SUPPLIED RECORDS:

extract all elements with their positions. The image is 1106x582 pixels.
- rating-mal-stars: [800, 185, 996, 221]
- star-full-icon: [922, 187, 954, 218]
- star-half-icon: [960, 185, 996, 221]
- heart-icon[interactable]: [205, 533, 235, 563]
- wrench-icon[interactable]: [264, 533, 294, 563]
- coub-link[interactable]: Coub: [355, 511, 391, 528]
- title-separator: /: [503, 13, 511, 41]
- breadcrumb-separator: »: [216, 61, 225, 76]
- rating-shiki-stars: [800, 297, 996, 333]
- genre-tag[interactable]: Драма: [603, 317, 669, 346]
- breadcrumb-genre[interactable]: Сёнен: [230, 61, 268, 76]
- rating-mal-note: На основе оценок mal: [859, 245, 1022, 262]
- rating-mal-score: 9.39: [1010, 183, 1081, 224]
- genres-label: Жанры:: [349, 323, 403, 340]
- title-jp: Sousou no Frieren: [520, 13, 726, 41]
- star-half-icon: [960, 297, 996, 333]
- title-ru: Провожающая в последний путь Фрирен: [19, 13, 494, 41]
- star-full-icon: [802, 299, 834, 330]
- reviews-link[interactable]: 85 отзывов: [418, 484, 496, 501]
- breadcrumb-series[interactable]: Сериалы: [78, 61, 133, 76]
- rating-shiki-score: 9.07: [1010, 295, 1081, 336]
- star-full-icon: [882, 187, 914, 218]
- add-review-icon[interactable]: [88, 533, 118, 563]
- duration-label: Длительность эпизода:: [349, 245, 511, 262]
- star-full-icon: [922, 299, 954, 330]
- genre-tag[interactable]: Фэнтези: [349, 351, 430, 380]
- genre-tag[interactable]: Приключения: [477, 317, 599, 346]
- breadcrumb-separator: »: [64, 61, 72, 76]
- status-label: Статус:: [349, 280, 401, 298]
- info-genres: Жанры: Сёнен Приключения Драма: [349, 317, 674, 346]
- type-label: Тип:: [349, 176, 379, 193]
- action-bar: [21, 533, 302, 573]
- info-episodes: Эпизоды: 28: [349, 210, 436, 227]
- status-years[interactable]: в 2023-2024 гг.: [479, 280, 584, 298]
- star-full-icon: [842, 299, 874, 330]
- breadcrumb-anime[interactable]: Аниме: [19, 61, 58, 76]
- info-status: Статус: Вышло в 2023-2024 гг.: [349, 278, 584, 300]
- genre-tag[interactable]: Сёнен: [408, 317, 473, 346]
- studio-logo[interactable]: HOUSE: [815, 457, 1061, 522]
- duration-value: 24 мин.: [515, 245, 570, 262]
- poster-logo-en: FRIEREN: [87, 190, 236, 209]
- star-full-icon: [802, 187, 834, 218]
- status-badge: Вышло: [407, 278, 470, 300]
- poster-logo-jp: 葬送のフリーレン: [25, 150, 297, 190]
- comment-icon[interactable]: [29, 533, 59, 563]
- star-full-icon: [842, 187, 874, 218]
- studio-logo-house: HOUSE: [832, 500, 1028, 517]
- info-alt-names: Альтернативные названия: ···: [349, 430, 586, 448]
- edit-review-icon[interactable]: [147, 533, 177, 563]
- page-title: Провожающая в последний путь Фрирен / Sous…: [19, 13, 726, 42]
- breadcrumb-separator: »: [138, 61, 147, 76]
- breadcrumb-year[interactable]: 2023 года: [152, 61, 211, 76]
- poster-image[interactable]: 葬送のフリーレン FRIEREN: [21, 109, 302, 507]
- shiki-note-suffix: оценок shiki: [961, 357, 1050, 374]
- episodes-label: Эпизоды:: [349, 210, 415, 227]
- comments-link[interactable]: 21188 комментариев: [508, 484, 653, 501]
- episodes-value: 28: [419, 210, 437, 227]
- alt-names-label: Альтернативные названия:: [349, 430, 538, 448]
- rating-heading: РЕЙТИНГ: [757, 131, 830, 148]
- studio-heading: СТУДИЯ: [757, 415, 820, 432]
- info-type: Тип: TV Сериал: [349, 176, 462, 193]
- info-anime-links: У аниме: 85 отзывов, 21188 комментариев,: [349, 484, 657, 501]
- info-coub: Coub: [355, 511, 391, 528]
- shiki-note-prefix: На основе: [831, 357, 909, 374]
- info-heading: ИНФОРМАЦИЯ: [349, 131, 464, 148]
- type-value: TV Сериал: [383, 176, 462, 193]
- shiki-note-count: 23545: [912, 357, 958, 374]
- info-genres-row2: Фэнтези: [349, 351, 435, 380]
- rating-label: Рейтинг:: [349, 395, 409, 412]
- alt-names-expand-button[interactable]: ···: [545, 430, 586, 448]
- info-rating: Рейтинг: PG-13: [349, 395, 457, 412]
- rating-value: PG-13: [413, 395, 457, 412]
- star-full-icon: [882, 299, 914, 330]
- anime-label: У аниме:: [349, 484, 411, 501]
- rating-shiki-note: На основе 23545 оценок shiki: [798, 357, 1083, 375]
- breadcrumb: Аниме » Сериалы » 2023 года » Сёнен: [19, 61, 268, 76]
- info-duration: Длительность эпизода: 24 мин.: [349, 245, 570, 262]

WHAT IS BEING ASKED: Convert every line of the records above into a JSON list of strings with one string per line, and omit any blank lines.

OUTPUT FOR THIS EXERCISE:
[
  "extract all elements with their positions. The image is 1106x582 pixels.",
  "- rating-mal-stars: [800, 185, 996, 221]",
  "- star-full-icon: [922, 187, 954, 218]",
  "- star-half-icon: [960, 185, 996, 221]",
  "- heart-icon[interactable]: [205, 533, 235, 563]",
  "- wrench-icon[interactable]: [264, 533, 294, 563]",
  "- coub-link[interactable]: Coub: [355, 511, 391, 528]",
  "- title-separator: /: [503, 13, 511, 41]",
  "- breadcrumb-separator: »: [216, 61, 225, 76]",
  "- rating-shiki-stars: [800, 297, 996, 333]",
  "- genre-tag[interactable]: Драма: [603, 317, 669, 346]",
  "- breadcrumb-genre[interactable]: Сёнен: [230, 61, 268, 76]",
  "- rating-mal-note: На основе оценок mal: [859, 245, 1022, 262]",
  "- rating-mal-score: 9.39: [1010, 183, 1081, 224]",
  "- genres-label: Жанры:: [349, 323, 403, 340]",
  "- title-jp: Sousou no Frieren: [520, 13, 726, 41]",
  "- star-half-icon: [960, 297, 996, 333]",
  "- title-ru: Провожающая в последний путь Фрирен: [19, 13, 494, 41]",
  "- star-full-icon: [802, 299, 834, 330]",
  "- reviews-link[interactable]: 85 отзывов: [418, 484, 496, 501]",
  "- breadcrumb-series[interactable]: Сериалы: [78, 61, 133, 76]",
  "- rating-shiki-score: 9.07: [1010, 295, 1081, 336]",
  "- star-full-icon: [882, 187, 914, 218]",
  "- add-review-icon[interactable]: [88, 533, 118, 563]",
  "- duration-label: Длительность эпизода:: [349, 245, 511, 262]",
  "- star-full-icon: [922, 299, 954, 330]",
  "- genre-tag[interactable]: Фэнтези: [349, 351, 430, 380]",
  "- genre-tag[interactable]: Приключения: [477, 317, 599, 346]",
  "- breadcrumb-separator: »: [64, 61, 72, 76]",
  "- status-label: Статус:: [349, 280, 401, 298]",
  "- info-genres: Жанры: Сёнен Приключения Драма: [349, 317, 674, 346]",
  "- type-label: Тип:: [349, 176, 379, 193]",
  "- action-bar: [21, 533, 302, 573]",
  "- info-episodes: Эпизоды: 28: [349, 210, 436, 227]",
  "- status-years[interactable]: в 2023-2024 гг.: [479, 280, 584, 298]",
  "- star-full-icon: [842, 299, 874, 330]",
  "- breadcrumb-anime[interactable]: Аниме: [19, 61, 58, 76]",
  "- info-status: Статус: Вышло в 2023-2024 гг.: [349, 278, 584, 300]",
  "- genre-tag[interactable]: Сёнен: [408, 317, 473, 346]",
  "- studio-logo[interactable]: HOUSE: [815, 457, 1061, 522]",
  "- duration-value: 24 мин.: [515, 245, 570, 262]",
  "- poster-logo-en: FRIEREN: [87, 190, 236, 209]",
  "- star-full-icon: [802, 187, 834, 218]",
  "- status-badge: Вышло: [407, 278, 470, 300]",
  "- poster-logo-jp: 葬送のフリーレン: [25, 150, 297, 190]",
  "- comment-icon[interactable]: [29, 533, 59, 563]",
  "- star-full-icon: [842, 187, 874, 218]",
  "- studio-logo-house: HOUSE: [832, 500, 1028, 517]",
  "- info-alt-names: Альтернативные названия: ···: [349, 430, 586, 448]",
  "- edit-review-icon[interactable]: [147, 533, 177, 563]",
  "- page-title: Провожающая в последний путь Фрирен / Sous…: [19, 13, 726, 42]",
  "- breadcrumb-separator: »: [138, 61, 147, 76]",
  "- breadcrumb-year[interactable]: 2023 года: [152, 61, 211, 76]",
  "- poster-image[interactable]: 葬送のフリーレン FRIEREN: [21, 109, 302, 507]",
  "- shiki-note-suffix: оценок shiki: [961, 357, 1050, 374]",
  "- episodes-label: Эпизоды:: [349, 210, 415, 227]",
  "- comments-link[interactable]: 21188 комментариев: [508, 484, 653, 501]",
  "- episodes-value: 28: [419, 210, 437, 227]",
  "- alt-names-label: Альтернативные названия:: [349, 430, 538, 448]",
  "- rating-heading: РЕЙТИНГ: [757, 131, 830, 148]",
  "- studio-heading: СТУДИЯ: [757, 415, 820, 432]",
  "- info-type: Тип: TV Сериал: [349, 176, 462, 193]",
  "- info-anime-links: У аниме: 85 отзывов, 21188 комментариев,: [349, 484, 657, 501]",
  "- info-coub: Coub: [355, 511, 391, 528]",
  "- shiki-note-prefix: На основе: [831, 357, 909, 374]",
  "- info-heading: ИНФОРМАЦИЯ: [349, 131, 464, 148]",
  "- type-value: TV Сериал: [383, 176, 462, 193]",
  "- shiki-note-count: 23545: [912, 357, 958, 374]",
  "- info-genres-row2: Фэнтези: [349, 351, 435, 380]",
  "- rating-label: Рейтинг:: [349, 395, 409, 412]",
  "- alt-names-expand-button[interactable]: ···: [545, 430, 586, 448]",
  "- info-rating: Рейтинг: PG-13: [349, 395, 457, 412]",
  "- rating-value: PG-13: [413, 395, 457, 412]",
  "- star-full-icon: [882, 299, 914, 330]",
  "- anime-label: У аниме:: [349, 484, 411, 501]",
  "- rating-shiki-note: На основе 23545 оценок shiki: [798, 357, 1083, 375]",
  "- breadcrumb: Аниме » Сериалы » 2023 года » Сёнен: [19, 61, 268, 76]",
  "- info-duration: Длительность эпизода: 24 мин.: [349, 245, 570, 262]"
]